### WHAT TO WORK ON
Gather all lines in the entries that include the word "校园安全与后勤管理处处长".

### THE INPUT
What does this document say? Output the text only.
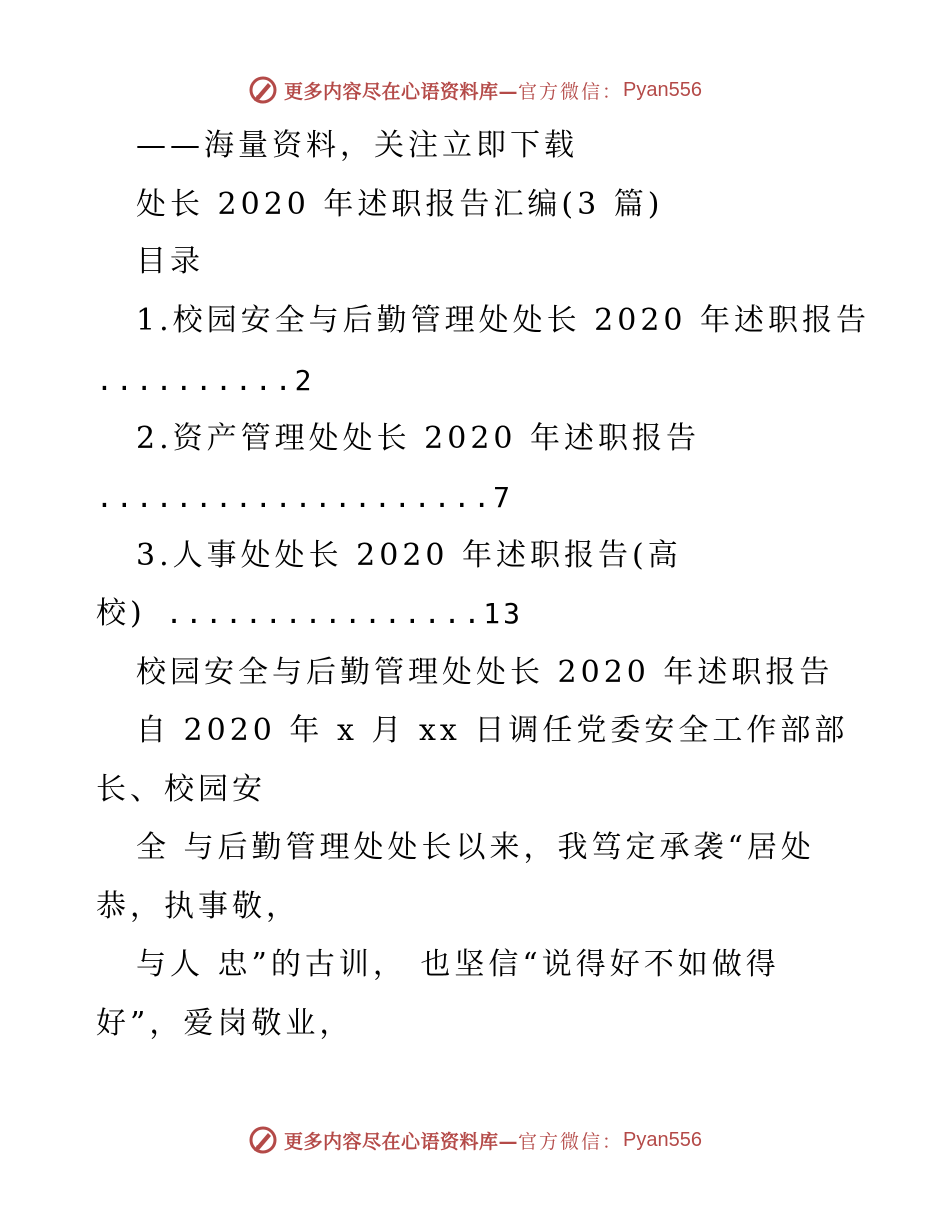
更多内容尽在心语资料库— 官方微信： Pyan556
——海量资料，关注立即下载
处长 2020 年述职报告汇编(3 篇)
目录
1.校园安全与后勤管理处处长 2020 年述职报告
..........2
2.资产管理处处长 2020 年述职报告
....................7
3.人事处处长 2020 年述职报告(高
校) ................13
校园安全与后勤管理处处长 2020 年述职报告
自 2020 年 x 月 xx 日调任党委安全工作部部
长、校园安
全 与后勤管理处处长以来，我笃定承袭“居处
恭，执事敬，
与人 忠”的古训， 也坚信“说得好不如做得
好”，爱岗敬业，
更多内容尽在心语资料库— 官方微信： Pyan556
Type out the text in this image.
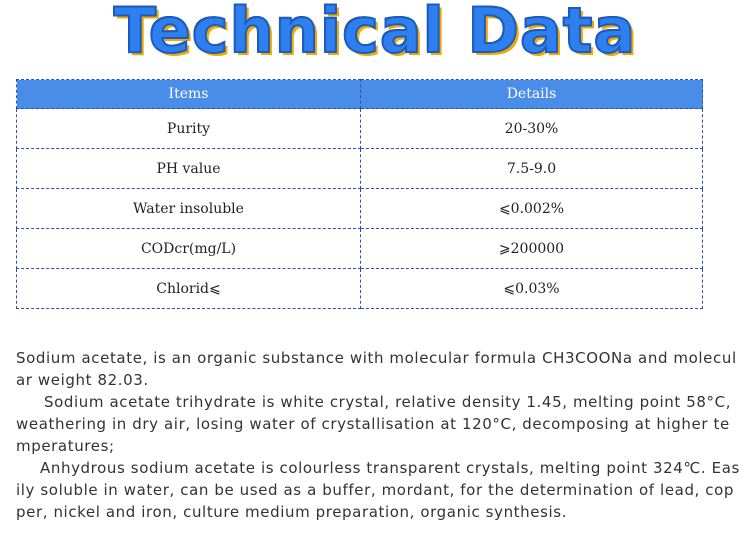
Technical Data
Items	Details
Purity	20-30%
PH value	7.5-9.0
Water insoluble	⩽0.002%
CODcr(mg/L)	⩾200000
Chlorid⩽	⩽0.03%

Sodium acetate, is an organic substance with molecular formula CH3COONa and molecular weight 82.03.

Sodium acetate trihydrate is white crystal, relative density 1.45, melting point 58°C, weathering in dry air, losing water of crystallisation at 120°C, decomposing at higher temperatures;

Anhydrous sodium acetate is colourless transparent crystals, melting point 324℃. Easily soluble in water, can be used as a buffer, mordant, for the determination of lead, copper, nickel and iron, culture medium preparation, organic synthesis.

### RESULT FOR THIS TASK
1.校园安全与后勤管理处处长 2020 年述职报告
校园安全与后勤管理处处长 2020 年述职报告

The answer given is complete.